#### WHAT NEEDS TO BE DONE
Reproduce each line that includes the word "color".

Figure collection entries
· · · ·

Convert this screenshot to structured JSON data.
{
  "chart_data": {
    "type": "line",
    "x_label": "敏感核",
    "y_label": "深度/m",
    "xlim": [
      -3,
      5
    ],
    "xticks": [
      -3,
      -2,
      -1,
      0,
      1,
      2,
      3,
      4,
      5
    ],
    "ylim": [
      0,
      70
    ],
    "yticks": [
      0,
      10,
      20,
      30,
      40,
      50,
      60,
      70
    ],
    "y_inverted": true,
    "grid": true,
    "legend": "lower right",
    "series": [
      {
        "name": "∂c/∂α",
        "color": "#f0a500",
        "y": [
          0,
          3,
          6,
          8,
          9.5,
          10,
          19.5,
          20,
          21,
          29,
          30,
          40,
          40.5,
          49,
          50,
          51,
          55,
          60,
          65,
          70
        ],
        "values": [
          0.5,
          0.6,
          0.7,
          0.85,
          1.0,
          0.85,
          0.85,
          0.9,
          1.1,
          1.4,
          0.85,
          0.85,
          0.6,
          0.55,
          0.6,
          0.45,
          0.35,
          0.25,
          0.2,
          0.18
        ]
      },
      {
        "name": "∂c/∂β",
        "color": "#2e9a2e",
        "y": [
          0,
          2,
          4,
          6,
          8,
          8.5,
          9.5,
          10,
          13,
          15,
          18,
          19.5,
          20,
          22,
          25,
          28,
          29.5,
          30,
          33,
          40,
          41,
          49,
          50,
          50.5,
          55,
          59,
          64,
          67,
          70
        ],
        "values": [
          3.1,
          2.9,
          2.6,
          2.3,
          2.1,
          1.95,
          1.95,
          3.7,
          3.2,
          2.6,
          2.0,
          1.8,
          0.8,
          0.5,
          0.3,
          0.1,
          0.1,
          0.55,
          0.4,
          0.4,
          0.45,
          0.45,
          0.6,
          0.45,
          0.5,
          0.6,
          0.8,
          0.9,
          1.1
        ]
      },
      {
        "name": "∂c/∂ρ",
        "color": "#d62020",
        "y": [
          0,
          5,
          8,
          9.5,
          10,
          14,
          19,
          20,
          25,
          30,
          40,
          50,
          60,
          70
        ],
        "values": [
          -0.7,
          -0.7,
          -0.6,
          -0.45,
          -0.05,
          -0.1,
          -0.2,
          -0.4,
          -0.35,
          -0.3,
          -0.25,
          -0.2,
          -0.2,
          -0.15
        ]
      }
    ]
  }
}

· · · ·

#### RESPONSE TO THIS EXERCISE
        "color": "#f0a500",
        "color": "#2e9a2e",
        "color": "#d62020",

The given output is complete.